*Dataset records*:
>> START
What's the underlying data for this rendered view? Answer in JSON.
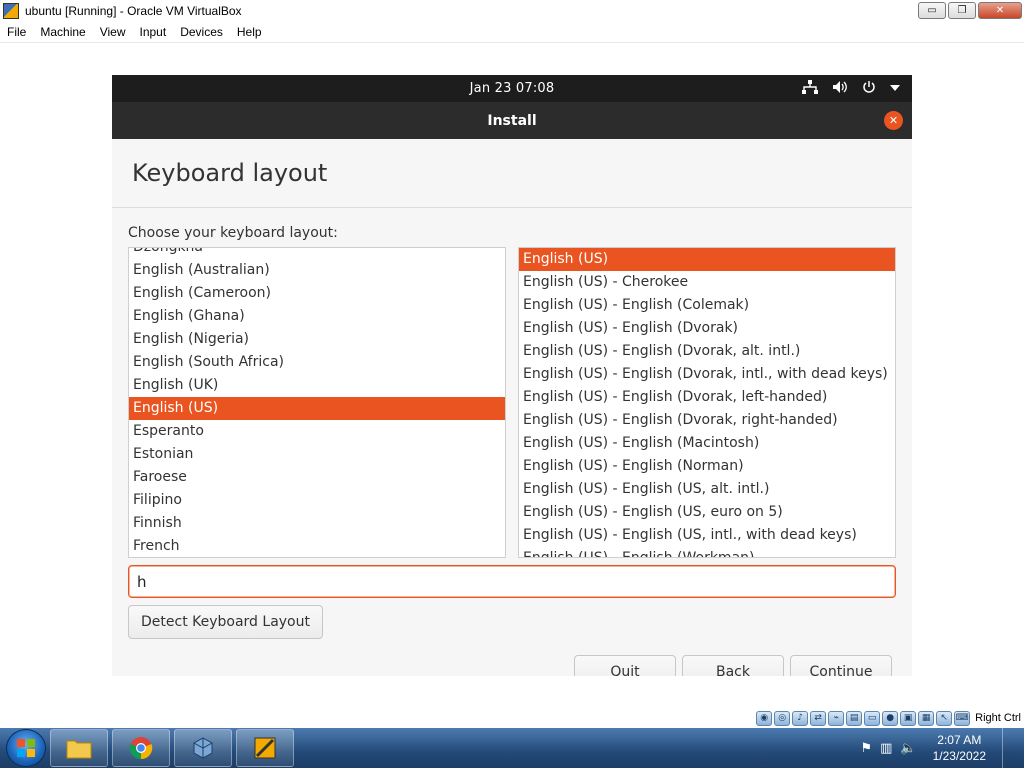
{
  "host_window": {
    "title": "ubuntu [Running] - Oracle VM VirtualBox",
    "menu": [
      "File",
      "Machine",
      "View",
      "Input",
      "Devices",
      "Help"
    ],
    "buttons": {
      "minimize": "▭",
      "restore": "❐",
      "close": "✕"
    }
  },
  "guest_topbar": {
    "clock": "Jan 23  07:08",
    "tray_icons": [
      "network-icon",
      "volume-icon",
      "power-icon",
      "chevron-down-icon"
    ]
  },
  "installer": {
    "window_title": "Install",
    "close_glyph": "✕",
    "page_title": "Keyboard layout",
    "choose_label": "Choose your keyboard layout:",
    "layouts": [
      "Dzongkha",
      "English (Australian)",
      "English (Cameroon)",
      "English (Ghana)",
      "English (Nigeria)",
      "English (South Africa)",
      "English (UK)",
      "English (US)",
      "Esperanto",
      "Estonian",
      "Faroese",
      "Filipino",
      "Finnish",
      "French"
    ],
    "selected_layout": "English (US)",
    "variants": [
      "English (US)",
      "English (US) - Cherokee",
      "English (US) - English (Colemak)",
      "English (US) - English (Dvorak)",
      "English (US) - English (Dvorak, alt. intl.)",
      "English (US) - English (Dvorak, intl., with dead keys)",
      "English (US) - English (Dvorak, left-handed)",
      "English (US) - English (Dvorak, right-handed)",
      "English (US) - English (Macintosh)",
      "English (US) - English (Norman)",
      "English (US) - English (US, alt. intl.)",
      "English (US) - English (US, euro on 5)",
      "English (US) - English (US, intl., with dead keys)",
      "English (US) - English (Workman)"
    ],
    "selected_variant": "English (US)",
    "test_input_value": "h",
    "detect_button": "Detect Keyboard Layout",
    "quit_button": "Quit",
    "back_button": "Back",
    "continue_button": "Continue"
  },
  "statusbar": {
    "host_key": "Right Ctrl"
  },
  "taskbar": {
    "clock_time": "2:07 AM",
    "clock_date": "1/23/2022"
  },
  "colors": {
    "accent": "#e95420",
    "topbar": "#1d1d1d",
    "header": "#2c2c2c"
  }
}
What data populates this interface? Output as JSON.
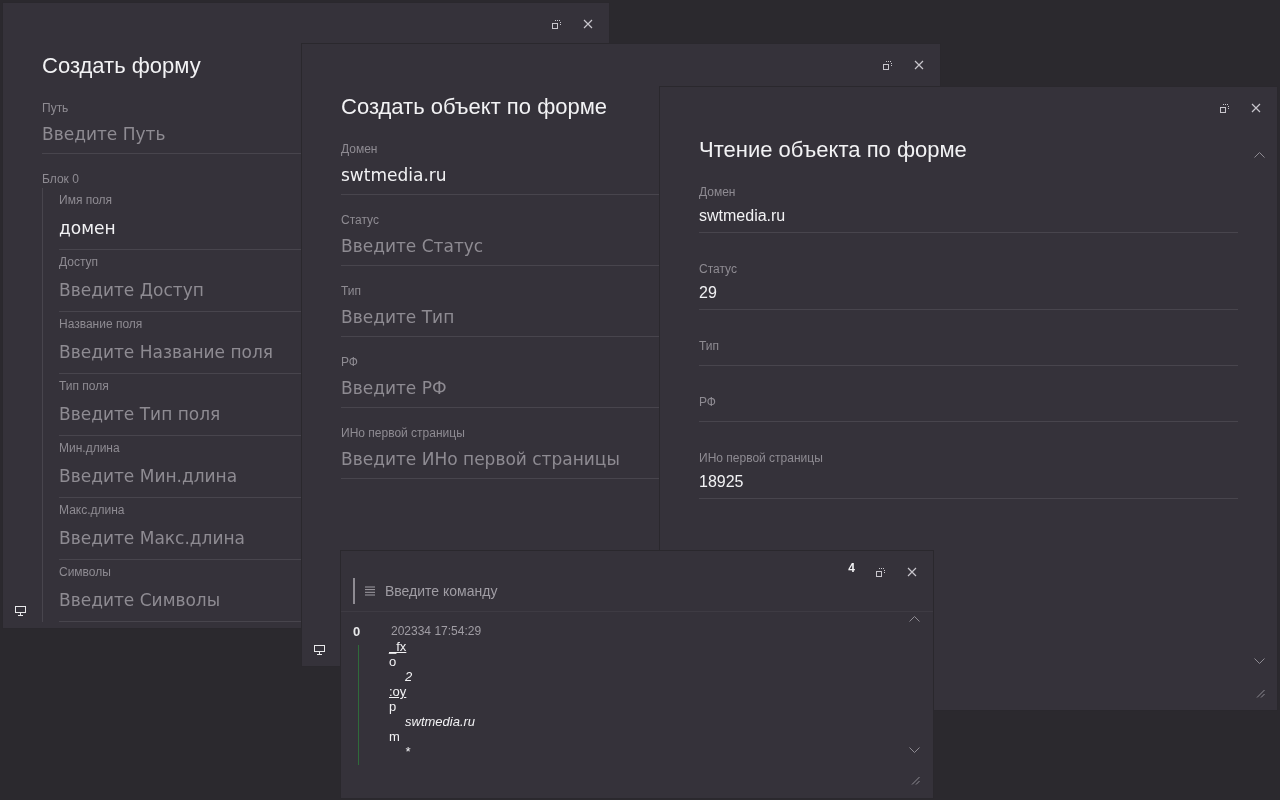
{
  "windows": [
    {
      "kind": "create_form",
      "title": "Создать форму",
      "fields": [
        {
          "label": "Путь",
          "placeholder": "Введите Путь"
        },
        {
          "kind": "group",
          "label": "Блок 0",
          "fields": [
            {
              "label": "Имя поля",
              "value": "домен"
            },
            {
              "label": "Доступ",
              "placeholder": "Введите Доступ"
            },
            {
              "label": "Название поля",
              "placeholder": "Введите Название поля"
            },
            {
              "label": "Тип поля",
              "placeholder": "Введите Тип поля"
            },
            {
              "label": "Мин.длина",
              "placeholder": "Введите Мин.длина"
            },
            {
              "label": "Макс.длина",
              "placeholder": "Введите Макс.длина"
            },
            {
              "label": "Символы",
              "placeholder": "Введите Символы"
            }
          ]
        }
      ]
    },
    {
      "kind": "create_object",
      "title": "Создать объект по форме",
      "fields": [
        {
          "label": "Домен",
          "value": "swtmedia.ru"
        },
        {
          "label": "Статус",
          "placeholder": "Введите Статус"
        },
        {
          "label": "Тип",
          "placeholder": "Введите Тип"
        },
        {
          "label": "РФ",
          "placeholder": "Введите РФ"
        },
        {
          "label": "ИНо первой страницы",
          "placeholder": "Введите ИНо первой страницы"
        }
      ]
    },
    {
      "kind": "read_object",
      "title": "Чтение объекта по форме",
      "fields": [
        {
          "label": "Домен",
          "value": "swtmedia.ru"
        },
        {
          "label": "Статус",
          "value": "29"
        },
        {
          "label": "Тип"
        },
        {
          "label": "РФ"
        },
        {
          "label": "ИНо первой страницы",
          "value": "18925"
        }
      ]
    },
    {
      "kind": "console",
      "count": "4",
      "command": {
        "placeholder": "Введите команду"
      },
      "log": [
        {
          "index": "0",
          "time": "202334 17:54:29",
          "lines": [
            {
              "kind": "link",
              "text": "_fx"
            },
            {
              "kind": "plain",
              "text": "o"
            },
            {
              "kind": "italic",
              "text": "2"
            },
            {
              "kind": "link",
              "text": ":oy"
            },
            {
              "kind": "plain",
              "text": "p"
            },
            {
              "kind": "italic",
              "text": "swtmedia.ru"
            },
            {
              "kind": "plain",
              "text": "m"
            },
            {
              "kind": "italic",
              "text": "*"
            }
          ]
        }
      ]
    }
  ]
}
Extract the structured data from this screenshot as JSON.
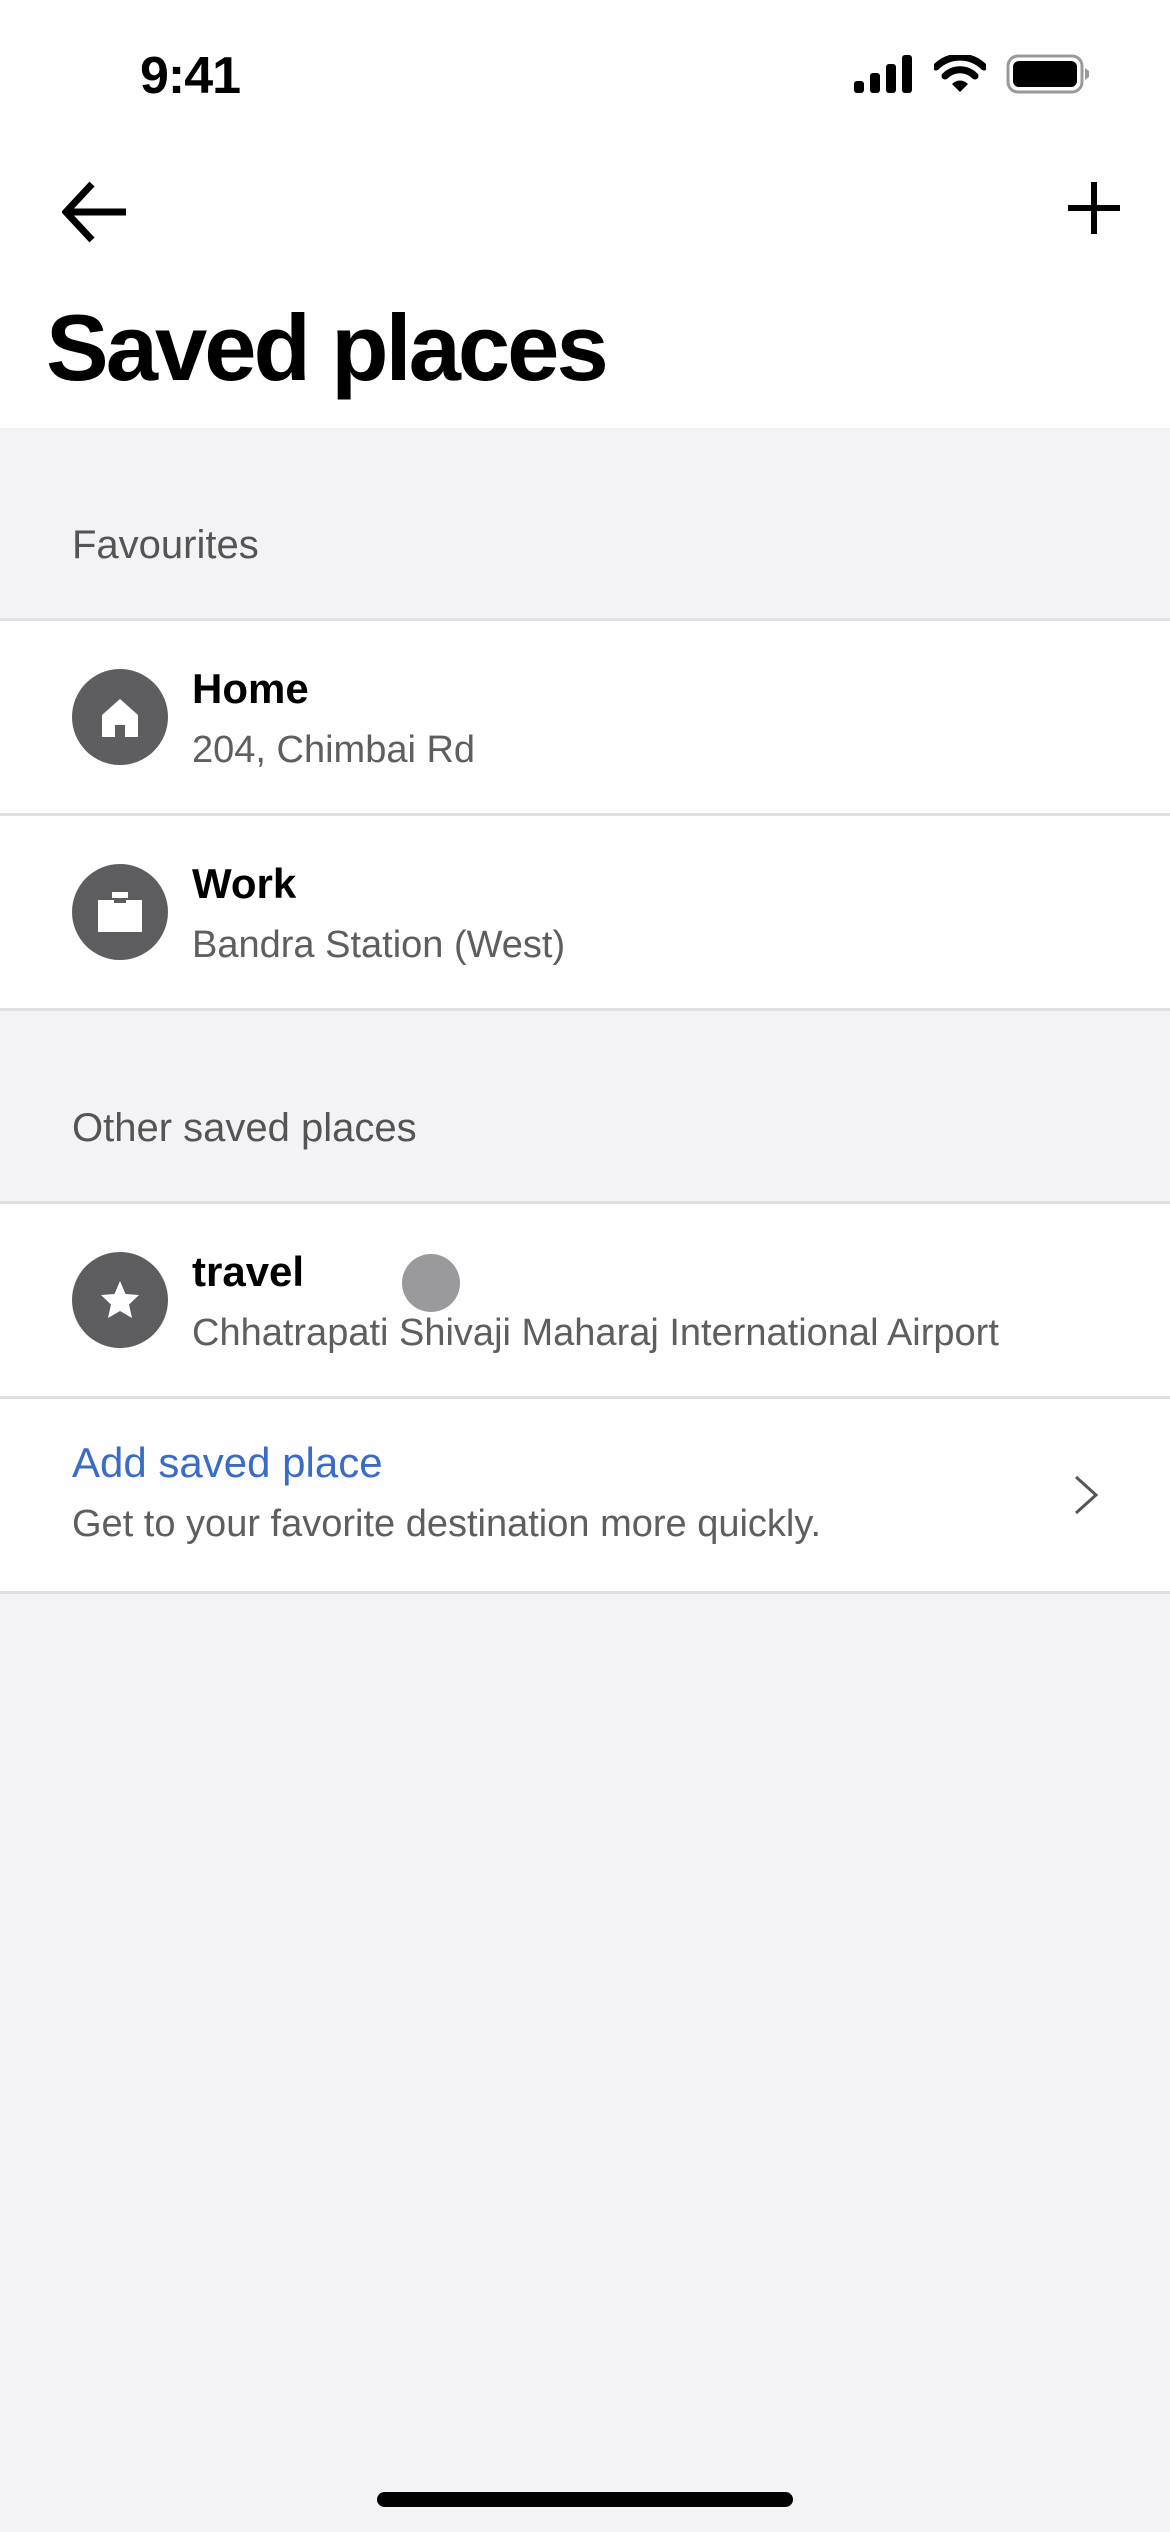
{
  "status_bar": {
    "time": "9:41",
    "icons": [
      "cellular-signal-icon",
      "wifi-icon",
      "battery-icon"
    ]
  },
  "nav": {
    "back_icon": "arrow-left-icon",
    "add_icon": "plus-icon"
  },
  "page": {
    "title": "Saved places"
  },
  "sections": {
    "favourites": {
      "header": "Favourites",
      "items": [
        {
          "icon": "home-icon",
          "name": "Home",
          "address": "204, Chimbai Rd"
        },
        {
          "icon": "briefcase-icon",
          "name": "Work",
          "address": "Bandra Station (West)"
        }
      ]
    },
    "other": {
      "header": "Other saved places",
      "items": [
        {
          "icon": "star-icon",
          "name": "travel",
          "address": "Chhatrapati Shivaji Maharaj International Airport"
        }
      ],
      "add": {
        "label": "Add saved place",
        "description": "Get to your favorite destination more quickly."
      }
    }
  },
  "colors": {
    "accent_link": "#3a6cc6",
    "icon_circle": "#5e5d60",
    "background": "#f3f2f5"
  }
}
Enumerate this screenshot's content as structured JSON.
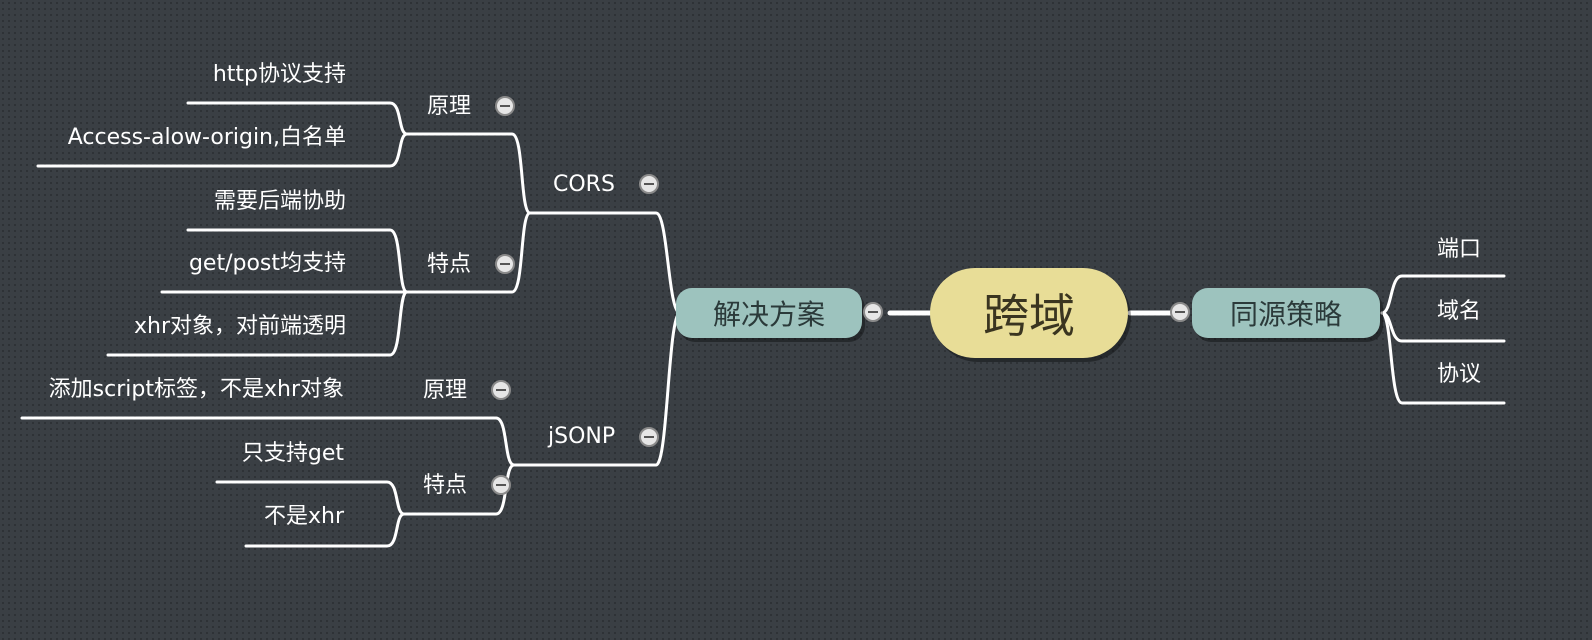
{
  "central": "跨域",
  "left_topic": {
    "label": "解决方案",
    "children": [
      {
        "label": "CORS",
        "children": [
          {
            "label": "原理",
            "items": [
              "http协议支持",
              "Access-alow-origin,白名单"
            ]
          },
          {
            "label": "特点",
            "items": [
              "需要后端协助",
              "get/post均支持",
              "xhr对象，对前端透明"
            ]
          }
        ]
      },
      {
        "label": "jSONP",
        "children": [
          {
            "label": "原理",
            "items": [
              "添加script标签，不是xhr对象"
            ]
          },
          {
            "label": "特点",
            "items": [
              "只支持get",
              "不是xhr"
            ]
          }
        ]
      }
    ]
  },
  "right_topic": {
    "label": "同源策略",
    "items": [
      "端口",
      "域名",
      "协议"
    ]
  },
  "colors": {
    "background": "#3a3f44",
    "central_fill": "#e8dd97",
    "topic_fill": "#9dc3be",
    "line": "#ffffff"
  }
}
>> END
*OBJECTIVE*: Retype everything in the material word for word, minus pictures.

*RESPONSE BELOW*:
What's the underlying data for this rendered view? Answer in JSON.
{
  "host_window": {
    "title": "ubuntu [Running] - Oracle VM VirtualBox",
    "menu": [
      "File",
      "Machine",
      "View",
      "Input",
      "Devices",
      "Help"
    ],
    "buttons": {
      "minimize": "▭",
      "restore": "❐",
      "close": "✕"
    }
  },
  "guest_topbar": {
    "clock": "Jan 23  07:08",
    "tray_icons": [
      "network-icon",
      "volume-icon",
      "power-icon",
      "chevron-down-icon"
    ]
  },
  "installer": {
    "window_title": "Install",
    "close_glyph": "✕",
    "page_title": "Keyboard layout",
    "choose_label": "Choose your keyboard layout:",
    "layouts": [
      "Dzongkha",
      "English (Australian)",
      "English (Cameroon)",
      "English (Ghana)",
      "English (Nigeria)",
      "English (South Africa)",
      "English (UK)",
      "English (US)",
      "Esperanto",
      "Estonian",
      "Faroese",
      "Filipino",
      "Finnish",
      "French"
    ],
    "selected_layout": "English (US)",
    "variants": [
      "English (US)",
      "English (US) - Cherokee",
      "English (US) - English (Colemak)",
      "English (US) - English (Dvorak)",
      "English (US) - English (Dvorak, alt. intl.)",
      "English (US) - English (Dvorak, intl., with dead keys)",
      "English (US) - English (Dvorak, left-handed)",
      "English (US) - English (Dvorak, right-handed)",
      "English (US) - English (Macintosh)",
      "English (US) - English (Norman)",
      "English (US) - English (US, alt. intl.)",
      "English (US) - English (US, euro on 5)",
      "English (US) - English (US, intl., with dead keys)",
      "English (US) - English (Workman)"
    ],
    "selected_variant": "English (US)",
    "test_input_value": "h",
    "detect_button": "Detect Keyboard Layout",
    "quit_button": "Quit",
    "back_button": "Back",
    "continue_button": "Continue"
  },
  "statusbar": {
    "host_key": "Right Ctrl"
  },
  "taskbar": {
    "clock_time": "2:07 AM",
    "clock_date": "1/23/2022"
  },
  "colors": {
    "accent": "#e95420",
    "topbar": "#1d1d1d",
    "header": "#2c2c2c"
  }
}
What data populates this interface? Output as JSON.
{
  "windows": [
    {
      "kind": "create_form",
      "title": "Создать форму",
      "fields": [
        {
          "label": "Путь",
          "placeholder": "Введите Путь"
        },
        {
          "kind": "group",
          "label": "Блок 0",
          "fields": [
            {
              "label": "Имя поля",
              "value": "домен"
            },
            {
              "label": "Доступ",
              "placeholder": "Введите Доступ"
            },
            {
              "label": "Название поля",
              "placeholder": "Введите Название поля"
            },
            {
              "label": "Тип поля",
              "placeholder": "Введите Тип поля"
            },
            {
              "label": "Мин.длина",
              "placeholder": "Введите Мин.длина"
            },
            {
              "label": "Макс.длина",
              "placeholder": "Введите Макс.длина"
            },
            {
              "label": "Символы",
              "placeholder": "Введите Символы"
            }
          ]
        }
      ]
    },
    {
      "kind": "create_object",
      "title": "Создать объект по форме",
      "fields": [
        {
          "label": "Домен",
          "value": "swtmedia.ru"
        },
        {
          "label": "Статус",
          "placeholder": "Введите Статус"
        },
        {
          "label": "Тип",
          "placeholder": "Введите Тип"
        },
        {
          "label": "РФ",
          "placeholder": "Введите РФ"
        },
        {
          "label": "ИНо первой страницы",
          "placeholder": "Введите ИНо первой страницы"
        }
      ]
    },
    {
      "kind": "read_object",
      "title": "Чтение объекта по форме",
      "fields": [
        {
          "label": "Домен",
          "value": "swtmedia.ru"
        },
        {
          "label": "Статус",
          "value": "29"
        },
        {
          "label": "Тип"
        },
        {
          "label": "РФ"
        },
        {
          "label": "ИНо первой страницы",
          "value": "18925"
        }
      ]
    },
    {
      "kind": "console",
      "count": "4",
      "command": {
        "placeholder": "Введите команду"
      },
      "log": [
        {
          "index": "0",
          "time": "202334 17:54:29",
          "lines": [
            {
              "kind": "link",
              "text": "_fx"
            },
            {
              "kind": "plain",
              "text": "o"
            },
            {
              "kind": "italic",
              "text": "2"
            },
            {
              "kind": "link",
              "text": ":oy"
            },
            {
              "kind": "plain",
              "text": "p"
            },
            {
              "kind": "italic",
              "text": "swtmedia.ru"
            },
            {
              "kind": "plain",
              "text": "m"
            },
            {
              "kind": "italic",
              "text": "*"
            }
          ]
        }
      ]
    }
  ]
}
Extract the structured data from this screenshot as JSON.
{
  "status_bar": {
    "time": "9:41",
    "icons": [
      "cellular-signal-icon",
      "wifi-icon",
      "battery-icon"
    ]
  },
  "nav": {
    "back_icon": "arrow-left-icon",
    "add_icon": "plus-icon"
  },
  "page": {
    "title": "Saved places"
  },
  "sections": {
    "favourites": {
      "header": "Favourites",
      "items": [
        {
          "icon": "home-icon",
          "name": "Home",
          "address": "204, Chimbai Rd"
        },
        {
          "icon": "briefcase-icon",
          "name": "Work",
          "address": "Bandra Station (West)"
        }
      ]
    },
    "other": {
      "header": "Other saved places",
      "items": [
        {
          "icon": "star-icon",
          "name": "travel",
          "address": "Chhatrapati Shivaji Maharaj International Airport"
        }
      ],
      "add": {
        "label": "Add saved place",
        "description": "Get to your favorite destination more quickly."
      }
    }
  },
  "colors": {
    "accent_link": "#3a6cc6",
    "icon_circle": "#5e5d60",
    "background": "#f3f2f5"
  }
}
Enumerate this screenshot's content as structured JSON.
{
  "central": "跨域",
  "left_topic": {
    "label": "解决方案",
    "children": [
      {
        "label": "CORS",
        "children": [
          {
            "label": "原理",
            "items": [
              "http协议支持",
              "Access-alow-origin,白名单"
            ]
          },
          {
            "label": "特点",
            "items": [
              "需要后端协助",
              "get/post均支持",
              "xhr对象，对前端透明"
            ]
          }
        ]
      },
      {
        "label": "jSONP",
        "children": [
          {
            "label": "原理",
            "items": [
              "添加script标签，不是xhr对象"
            ]
          },
          {
            "label": "特点",
            "items": [
              "只支持get",
              "不是xhr"
            ]
          }
        ]
      }
    ]
  },
  "right_topic": {
    "label": "同源策略",
    "items": [
      "端口",
      "域名",
      "协议"
    ]
  },
  "colors": {
    "background": "#3a3f44",
    "central_fill": "#e8dd97",
    "topic_fill": "#9dc3be",
    "line": "#ffffff"
  }
}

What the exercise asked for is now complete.